PROVIDED DATA:
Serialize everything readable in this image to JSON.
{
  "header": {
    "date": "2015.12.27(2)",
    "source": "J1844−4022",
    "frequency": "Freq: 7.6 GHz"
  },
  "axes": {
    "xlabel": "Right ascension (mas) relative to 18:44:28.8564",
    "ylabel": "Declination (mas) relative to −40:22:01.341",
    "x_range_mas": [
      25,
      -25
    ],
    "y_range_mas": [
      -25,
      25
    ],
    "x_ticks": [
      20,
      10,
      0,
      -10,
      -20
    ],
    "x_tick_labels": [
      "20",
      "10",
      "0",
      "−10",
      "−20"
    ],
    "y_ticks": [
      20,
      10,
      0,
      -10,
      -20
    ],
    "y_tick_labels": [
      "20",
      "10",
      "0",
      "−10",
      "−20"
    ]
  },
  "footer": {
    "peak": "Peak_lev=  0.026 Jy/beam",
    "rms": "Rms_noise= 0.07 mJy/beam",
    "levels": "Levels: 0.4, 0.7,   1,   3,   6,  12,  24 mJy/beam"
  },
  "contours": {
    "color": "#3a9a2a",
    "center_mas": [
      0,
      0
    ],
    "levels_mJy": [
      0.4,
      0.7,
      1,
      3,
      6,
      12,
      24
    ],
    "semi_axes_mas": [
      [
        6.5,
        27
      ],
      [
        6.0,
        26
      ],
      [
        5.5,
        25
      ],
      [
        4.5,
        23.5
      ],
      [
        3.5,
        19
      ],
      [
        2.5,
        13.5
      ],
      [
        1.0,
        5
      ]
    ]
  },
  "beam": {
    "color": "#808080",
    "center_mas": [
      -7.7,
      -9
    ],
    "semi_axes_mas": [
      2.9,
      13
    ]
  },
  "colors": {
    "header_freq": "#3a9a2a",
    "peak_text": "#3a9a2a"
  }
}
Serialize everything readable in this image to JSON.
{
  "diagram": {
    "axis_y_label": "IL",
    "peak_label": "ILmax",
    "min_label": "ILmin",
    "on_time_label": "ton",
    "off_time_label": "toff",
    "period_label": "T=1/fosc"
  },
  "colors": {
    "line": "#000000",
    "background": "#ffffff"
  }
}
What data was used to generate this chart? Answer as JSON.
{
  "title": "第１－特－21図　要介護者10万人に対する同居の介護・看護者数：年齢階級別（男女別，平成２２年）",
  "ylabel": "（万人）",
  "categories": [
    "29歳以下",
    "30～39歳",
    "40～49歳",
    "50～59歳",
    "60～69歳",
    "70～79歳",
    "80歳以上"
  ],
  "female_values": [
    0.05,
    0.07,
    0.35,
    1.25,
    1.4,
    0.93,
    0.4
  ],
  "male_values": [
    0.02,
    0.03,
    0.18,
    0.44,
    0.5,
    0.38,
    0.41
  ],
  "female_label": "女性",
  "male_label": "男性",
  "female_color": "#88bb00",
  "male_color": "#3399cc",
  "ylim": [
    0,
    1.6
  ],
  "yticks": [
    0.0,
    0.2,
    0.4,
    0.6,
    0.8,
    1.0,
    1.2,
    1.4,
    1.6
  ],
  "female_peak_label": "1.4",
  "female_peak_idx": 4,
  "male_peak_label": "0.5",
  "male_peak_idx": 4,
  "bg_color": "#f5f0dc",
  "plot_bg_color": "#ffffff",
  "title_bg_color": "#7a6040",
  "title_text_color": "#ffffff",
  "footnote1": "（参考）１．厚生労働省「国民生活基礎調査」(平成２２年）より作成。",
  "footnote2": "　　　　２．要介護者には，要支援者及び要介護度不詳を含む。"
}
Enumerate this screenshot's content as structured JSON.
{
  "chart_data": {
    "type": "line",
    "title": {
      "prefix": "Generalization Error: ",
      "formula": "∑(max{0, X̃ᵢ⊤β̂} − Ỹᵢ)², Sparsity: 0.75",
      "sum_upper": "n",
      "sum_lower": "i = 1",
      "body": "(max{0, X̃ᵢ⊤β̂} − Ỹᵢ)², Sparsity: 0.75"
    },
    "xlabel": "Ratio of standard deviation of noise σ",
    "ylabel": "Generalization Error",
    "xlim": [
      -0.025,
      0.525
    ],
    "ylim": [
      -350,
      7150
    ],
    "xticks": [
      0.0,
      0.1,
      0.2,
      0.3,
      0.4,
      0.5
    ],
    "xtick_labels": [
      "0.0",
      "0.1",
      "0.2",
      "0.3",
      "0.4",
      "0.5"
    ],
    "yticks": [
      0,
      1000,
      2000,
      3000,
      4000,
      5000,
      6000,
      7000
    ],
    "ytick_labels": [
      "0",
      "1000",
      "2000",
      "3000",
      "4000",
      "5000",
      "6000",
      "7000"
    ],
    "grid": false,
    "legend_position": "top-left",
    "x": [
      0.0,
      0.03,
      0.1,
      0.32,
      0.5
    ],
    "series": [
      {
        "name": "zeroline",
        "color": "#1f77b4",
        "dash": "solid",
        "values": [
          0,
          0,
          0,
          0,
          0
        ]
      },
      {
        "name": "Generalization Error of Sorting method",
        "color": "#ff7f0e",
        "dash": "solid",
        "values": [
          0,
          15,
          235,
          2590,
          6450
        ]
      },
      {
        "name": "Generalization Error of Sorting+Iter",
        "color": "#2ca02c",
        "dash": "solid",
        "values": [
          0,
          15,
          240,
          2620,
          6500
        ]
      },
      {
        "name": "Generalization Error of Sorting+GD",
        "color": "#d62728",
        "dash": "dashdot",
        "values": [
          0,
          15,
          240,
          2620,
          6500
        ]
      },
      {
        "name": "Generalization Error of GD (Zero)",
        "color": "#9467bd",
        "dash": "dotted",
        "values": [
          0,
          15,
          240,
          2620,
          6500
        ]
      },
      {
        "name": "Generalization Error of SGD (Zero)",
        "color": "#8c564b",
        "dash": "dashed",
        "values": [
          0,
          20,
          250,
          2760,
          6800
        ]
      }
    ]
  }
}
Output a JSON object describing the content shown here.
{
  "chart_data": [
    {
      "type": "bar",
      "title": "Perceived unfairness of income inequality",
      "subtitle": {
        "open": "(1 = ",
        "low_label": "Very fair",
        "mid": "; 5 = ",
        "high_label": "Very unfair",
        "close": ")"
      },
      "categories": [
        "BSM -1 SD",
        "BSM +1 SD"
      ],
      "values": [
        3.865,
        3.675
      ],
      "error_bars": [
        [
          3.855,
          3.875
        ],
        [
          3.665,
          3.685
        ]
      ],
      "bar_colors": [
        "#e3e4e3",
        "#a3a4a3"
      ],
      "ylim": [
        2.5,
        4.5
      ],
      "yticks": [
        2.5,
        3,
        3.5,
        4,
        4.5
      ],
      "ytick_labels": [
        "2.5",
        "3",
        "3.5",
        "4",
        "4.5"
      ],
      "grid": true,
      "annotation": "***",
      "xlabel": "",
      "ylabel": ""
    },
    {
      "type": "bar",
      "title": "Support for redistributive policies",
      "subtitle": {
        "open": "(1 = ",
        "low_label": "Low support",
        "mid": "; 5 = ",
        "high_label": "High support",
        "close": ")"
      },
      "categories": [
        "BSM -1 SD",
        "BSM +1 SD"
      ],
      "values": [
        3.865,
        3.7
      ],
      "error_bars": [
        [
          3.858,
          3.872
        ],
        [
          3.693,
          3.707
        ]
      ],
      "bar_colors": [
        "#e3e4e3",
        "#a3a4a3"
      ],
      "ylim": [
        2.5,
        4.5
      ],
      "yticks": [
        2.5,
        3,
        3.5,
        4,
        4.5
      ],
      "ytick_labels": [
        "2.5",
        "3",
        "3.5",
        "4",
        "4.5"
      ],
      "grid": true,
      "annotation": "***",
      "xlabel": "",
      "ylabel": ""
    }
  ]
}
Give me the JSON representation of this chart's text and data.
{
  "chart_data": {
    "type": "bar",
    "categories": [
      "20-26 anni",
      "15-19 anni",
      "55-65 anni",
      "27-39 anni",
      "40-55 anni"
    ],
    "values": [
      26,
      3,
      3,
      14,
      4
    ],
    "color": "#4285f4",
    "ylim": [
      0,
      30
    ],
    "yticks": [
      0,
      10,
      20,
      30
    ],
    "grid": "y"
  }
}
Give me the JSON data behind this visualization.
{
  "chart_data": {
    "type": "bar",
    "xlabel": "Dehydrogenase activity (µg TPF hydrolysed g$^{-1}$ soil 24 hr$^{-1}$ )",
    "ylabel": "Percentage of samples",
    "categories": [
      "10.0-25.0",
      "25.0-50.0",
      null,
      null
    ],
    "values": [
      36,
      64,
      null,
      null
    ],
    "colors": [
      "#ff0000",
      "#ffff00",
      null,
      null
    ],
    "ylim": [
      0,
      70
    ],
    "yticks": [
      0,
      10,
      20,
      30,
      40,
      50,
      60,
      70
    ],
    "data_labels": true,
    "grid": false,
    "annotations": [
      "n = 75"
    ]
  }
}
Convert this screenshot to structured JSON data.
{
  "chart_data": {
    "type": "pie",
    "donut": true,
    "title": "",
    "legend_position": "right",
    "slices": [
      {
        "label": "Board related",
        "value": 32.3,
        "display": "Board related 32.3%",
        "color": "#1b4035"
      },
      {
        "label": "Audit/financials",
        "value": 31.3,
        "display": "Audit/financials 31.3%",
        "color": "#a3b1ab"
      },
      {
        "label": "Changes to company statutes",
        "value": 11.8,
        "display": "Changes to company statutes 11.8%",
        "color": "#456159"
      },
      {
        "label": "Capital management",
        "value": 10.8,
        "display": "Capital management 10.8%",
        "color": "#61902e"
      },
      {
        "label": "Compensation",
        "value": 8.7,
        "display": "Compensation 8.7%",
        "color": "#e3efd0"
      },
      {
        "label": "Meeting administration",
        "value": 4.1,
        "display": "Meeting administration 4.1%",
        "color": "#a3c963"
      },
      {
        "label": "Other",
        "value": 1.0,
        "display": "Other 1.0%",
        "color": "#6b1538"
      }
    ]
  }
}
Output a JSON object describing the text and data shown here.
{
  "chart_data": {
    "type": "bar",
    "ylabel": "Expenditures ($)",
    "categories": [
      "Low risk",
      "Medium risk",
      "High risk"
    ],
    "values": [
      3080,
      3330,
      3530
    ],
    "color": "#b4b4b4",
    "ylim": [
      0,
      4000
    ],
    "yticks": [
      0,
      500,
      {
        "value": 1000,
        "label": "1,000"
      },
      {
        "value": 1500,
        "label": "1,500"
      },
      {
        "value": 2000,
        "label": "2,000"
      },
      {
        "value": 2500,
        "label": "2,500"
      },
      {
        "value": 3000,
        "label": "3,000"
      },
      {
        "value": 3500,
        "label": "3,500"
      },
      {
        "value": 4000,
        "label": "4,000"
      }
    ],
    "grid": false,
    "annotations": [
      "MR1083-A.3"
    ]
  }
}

TO DO: Sift the material for lines with the string "company". Copy each one found.

RESPONSE TO THIS TASK:
        "label": "Changes to company statutes",
        "display": "Changes to company statutes 11.8%",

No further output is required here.